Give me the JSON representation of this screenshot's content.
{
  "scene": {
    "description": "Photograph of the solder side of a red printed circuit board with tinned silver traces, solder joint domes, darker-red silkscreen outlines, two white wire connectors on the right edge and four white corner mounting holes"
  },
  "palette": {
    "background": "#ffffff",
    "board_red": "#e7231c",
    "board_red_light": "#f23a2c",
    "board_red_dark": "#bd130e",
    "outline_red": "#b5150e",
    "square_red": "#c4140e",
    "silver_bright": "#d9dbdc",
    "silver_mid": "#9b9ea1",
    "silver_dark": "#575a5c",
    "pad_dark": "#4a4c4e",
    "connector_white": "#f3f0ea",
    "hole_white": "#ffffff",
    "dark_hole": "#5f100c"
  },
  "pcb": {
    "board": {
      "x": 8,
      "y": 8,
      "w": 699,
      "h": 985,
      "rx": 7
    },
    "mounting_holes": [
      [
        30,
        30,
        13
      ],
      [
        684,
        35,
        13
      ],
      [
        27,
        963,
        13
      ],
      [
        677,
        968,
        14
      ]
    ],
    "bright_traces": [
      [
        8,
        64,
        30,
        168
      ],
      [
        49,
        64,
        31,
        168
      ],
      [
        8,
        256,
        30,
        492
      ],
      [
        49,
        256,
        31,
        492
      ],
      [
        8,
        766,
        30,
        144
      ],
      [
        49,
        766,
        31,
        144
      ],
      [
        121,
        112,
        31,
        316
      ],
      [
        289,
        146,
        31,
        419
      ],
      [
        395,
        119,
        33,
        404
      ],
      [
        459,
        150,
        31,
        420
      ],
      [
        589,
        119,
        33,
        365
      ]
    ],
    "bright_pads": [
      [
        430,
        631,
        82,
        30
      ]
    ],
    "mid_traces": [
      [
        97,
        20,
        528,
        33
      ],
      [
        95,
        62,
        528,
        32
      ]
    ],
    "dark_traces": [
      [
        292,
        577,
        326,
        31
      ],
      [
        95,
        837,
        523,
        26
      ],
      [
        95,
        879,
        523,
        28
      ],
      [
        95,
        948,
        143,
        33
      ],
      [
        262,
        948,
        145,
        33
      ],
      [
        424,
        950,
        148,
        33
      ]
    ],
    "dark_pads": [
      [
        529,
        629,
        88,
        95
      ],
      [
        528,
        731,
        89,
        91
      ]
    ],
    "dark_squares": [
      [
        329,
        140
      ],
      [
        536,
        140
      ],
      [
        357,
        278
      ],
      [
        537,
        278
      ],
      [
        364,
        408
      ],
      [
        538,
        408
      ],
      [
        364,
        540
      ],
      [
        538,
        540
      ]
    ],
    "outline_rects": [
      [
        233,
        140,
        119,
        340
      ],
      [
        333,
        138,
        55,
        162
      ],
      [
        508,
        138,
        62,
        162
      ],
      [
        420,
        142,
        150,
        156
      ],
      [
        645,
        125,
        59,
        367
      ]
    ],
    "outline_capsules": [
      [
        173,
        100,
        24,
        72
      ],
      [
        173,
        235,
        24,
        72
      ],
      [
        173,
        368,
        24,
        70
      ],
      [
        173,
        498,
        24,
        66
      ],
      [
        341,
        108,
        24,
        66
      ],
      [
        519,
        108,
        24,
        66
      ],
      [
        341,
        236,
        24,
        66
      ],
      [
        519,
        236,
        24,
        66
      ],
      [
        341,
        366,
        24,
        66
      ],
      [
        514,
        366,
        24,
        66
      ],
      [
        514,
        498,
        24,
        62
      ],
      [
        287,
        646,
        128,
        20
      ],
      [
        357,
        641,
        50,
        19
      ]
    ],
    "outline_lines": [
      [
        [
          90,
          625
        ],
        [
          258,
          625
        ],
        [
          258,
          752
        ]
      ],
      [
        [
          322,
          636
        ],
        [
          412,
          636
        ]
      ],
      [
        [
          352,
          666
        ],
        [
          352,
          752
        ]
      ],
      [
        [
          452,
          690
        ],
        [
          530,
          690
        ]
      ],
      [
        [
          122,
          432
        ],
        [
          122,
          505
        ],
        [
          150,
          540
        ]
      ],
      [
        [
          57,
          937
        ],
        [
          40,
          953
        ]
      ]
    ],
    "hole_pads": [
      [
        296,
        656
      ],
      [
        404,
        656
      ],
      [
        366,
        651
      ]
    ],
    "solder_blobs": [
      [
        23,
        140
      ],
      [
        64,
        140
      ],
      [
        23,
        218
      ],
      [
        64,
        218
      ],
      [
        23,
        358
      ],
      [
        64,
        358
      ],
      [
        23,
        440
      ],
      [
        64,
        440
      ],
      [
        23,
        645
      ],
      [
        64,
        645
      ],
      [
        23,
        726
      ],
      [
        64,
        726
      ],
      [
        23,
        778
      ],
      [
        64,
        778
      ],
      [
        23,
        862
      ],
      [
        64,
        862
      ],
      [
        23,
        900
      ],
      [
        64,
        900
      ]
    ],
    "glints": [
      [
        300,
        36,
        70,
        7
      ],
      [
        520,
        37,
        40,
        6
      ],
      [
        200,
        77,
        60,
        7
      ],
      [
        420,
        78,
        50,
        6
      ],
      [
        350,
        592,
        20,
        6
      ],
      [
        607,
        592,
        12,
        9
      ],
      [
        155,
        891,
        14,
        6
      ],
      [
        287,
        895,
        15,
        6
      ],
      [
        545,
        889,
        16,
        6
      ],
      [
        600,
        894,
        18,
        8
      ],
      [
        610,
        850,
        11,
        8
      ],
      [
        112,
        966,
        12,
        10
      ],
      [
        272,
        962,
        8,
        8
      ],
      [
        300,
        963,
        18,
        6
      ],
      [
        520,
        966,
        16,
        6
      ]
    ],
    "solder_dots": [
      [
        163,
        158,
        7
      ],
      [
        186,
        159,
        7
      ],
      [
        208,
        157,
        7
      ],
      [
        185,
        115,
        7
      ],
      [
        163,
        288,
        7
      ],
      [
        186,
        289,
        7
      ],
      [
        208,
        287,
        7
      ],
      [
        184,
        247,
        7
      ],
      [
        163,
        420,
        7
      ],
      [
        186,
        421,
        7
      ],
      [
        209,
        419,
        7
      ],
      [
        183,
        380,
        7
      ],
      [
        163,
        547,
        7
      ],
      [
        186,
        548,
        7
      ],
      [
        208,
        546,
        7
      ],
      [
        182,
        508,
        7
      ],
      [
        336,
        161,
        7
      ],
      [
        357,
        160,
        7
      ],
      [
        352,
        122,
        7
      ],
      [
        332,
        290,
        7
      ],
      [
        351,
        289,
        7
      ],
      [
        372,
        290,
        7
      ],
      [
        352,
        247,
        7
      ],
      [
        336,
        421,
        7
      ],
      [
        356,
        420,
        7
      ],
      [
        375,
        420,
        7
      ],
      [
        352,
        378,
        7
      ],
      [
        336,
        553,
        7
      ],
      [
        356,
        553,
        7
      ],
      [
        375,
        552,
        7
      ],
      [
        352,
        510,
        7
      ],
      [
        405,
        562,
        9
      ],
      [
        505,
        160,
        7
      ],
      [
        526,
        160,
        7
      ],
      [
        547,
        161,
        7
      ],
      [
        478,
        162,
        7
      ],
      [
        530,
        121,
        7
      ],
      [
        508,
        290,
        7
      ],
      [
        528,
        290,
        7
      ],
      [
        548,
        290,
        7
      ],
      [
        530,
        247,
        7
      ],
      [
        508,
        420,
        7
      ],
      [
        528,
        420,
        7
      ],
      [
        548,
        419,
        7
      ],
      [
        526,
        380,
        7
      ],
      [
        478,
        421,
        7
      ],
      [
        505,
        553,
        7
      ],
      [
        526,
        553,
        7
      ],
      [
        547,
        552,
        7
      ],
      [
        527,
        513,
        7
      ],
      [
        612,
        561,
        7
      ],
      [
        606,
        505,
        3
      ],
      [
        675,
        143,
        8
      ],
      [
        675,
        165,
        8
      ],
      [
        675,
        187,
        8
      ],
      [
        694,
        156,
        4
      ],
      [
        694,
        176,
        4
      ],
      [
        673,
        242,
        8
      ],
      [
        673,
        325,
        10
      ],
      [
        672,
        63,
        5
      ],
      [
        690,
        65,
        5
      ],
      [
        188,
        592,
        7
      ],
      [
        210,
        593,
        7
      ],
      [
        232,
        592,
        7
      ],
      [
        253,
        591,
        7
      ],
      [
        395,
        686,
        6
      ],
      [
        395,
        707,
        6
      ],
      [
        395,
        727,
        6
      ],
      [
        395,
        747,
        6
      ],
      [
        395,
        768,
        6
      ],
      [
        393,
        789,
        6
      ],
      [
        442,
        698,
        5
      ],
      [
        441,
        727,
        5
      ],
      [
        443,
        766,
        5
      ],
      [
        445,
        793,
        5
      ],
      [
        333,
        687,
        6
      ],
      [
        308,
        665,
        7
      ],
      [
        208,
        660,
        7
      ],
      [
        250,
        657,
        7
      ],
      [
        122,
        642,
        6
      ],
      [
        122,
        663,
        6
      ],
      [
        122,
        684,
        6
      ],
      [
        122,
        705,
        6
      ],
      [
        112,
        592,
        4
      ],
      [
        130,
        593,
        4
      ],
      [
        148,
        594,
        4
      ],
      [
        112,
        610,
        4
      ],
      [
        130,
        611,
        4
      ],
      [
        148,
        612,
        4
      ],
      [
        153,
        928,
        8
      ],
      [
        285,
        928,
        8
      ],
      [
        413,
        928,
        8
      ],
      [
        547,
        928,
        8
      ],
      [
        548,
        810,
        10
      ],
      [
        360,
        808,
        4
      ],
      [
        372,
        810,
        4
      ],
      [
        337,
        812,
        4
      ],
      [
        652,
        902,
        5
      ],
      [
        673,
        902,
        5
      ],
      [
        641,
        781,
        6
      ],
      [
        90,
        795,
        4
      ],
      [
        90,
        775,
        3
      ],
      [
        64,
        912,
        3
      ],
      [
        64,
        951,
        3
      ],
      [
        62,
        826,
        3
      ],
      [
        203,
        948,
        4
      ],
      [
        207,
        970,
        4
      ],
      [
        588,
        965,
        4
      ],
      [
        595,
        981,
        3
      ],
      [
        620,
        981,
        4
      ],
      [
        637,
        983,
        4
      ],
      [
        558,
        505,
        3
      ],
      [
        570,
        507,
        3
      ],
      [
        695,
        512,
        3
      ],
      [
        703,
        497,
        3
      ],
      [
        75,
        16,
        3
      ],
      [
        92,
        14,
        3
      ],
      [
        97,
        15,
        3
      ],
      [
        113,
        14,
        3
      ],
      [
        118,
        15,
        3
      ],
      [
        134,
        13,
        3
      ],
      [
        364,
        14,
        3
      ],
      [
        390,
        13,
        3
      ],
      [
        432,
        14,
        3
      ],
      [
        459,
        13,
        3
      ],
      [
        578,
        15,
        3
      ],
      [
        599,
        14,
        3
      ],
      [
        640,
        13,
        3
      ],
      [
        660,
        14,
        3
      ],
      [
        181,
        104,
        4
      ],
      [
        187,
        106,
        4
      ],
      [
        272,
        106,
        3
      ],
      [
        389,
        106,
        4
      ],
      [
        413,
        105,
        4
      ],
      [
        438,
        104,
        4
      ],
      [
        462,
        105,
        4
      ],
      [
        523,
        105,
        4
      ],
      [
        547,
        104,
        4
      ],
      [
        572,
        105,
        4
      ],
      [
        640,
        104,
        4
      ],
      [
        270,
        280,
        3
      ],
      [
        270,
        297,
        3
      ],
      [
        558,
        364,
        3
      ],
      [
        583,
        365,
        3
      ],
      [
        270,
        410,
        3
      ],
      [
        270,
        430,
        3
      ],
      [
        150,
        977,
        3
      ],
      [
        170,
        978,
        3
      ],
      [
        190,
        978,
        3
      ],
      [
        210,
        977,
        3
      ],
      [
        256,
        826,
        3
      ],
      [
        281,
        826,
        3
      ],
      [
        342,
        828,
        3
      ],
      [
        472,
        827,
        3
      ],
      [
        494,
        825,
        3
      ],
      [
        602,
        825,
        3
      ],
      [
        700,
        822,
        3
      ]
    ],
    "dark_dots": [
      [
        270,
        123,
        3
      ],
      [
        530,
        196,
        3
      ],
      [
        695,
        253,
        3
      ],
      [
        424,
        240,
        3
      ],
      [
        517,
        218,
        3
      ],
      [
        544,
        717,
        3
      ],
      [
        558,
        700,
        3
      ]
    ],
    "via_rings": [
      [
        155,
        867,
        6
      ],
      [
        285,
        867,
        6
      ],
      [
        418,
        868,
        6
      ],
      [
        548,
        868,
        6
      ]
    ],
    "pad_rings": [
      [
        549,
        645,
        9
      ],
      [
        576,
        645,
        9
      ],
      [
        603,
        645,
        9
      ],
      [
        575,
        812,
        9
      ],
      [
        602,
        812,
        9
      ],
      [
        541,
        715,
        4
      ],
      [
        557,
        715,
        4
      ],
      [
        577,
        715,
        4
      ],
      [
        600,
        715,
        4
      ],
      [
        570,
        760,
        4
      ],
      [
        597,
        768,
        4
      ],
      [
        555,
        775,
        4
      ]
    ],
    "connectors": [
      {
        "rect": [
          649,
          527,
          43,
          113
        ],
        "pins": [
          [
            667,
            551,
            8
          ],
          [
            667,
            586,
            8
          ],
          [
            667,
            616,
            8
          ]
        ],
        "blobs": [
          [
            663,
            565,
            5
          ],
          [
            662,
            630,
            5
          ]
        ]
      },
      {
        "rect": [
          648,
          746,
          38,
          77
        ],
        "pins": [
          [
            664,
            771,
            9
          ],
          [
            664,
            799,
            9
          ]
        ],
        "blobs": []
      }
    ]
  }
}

____________

■ Written request: Pull out every line of the records that includes the string "connectors".

■ Written answer:
    "description": "Photograph of the solder side of a red printed circuit board with tinned silver traces, solder joint domes, darker-red silkscreen outlines, two white wire connectors on the right edge and four white corner mounting holes"
    "connectors": [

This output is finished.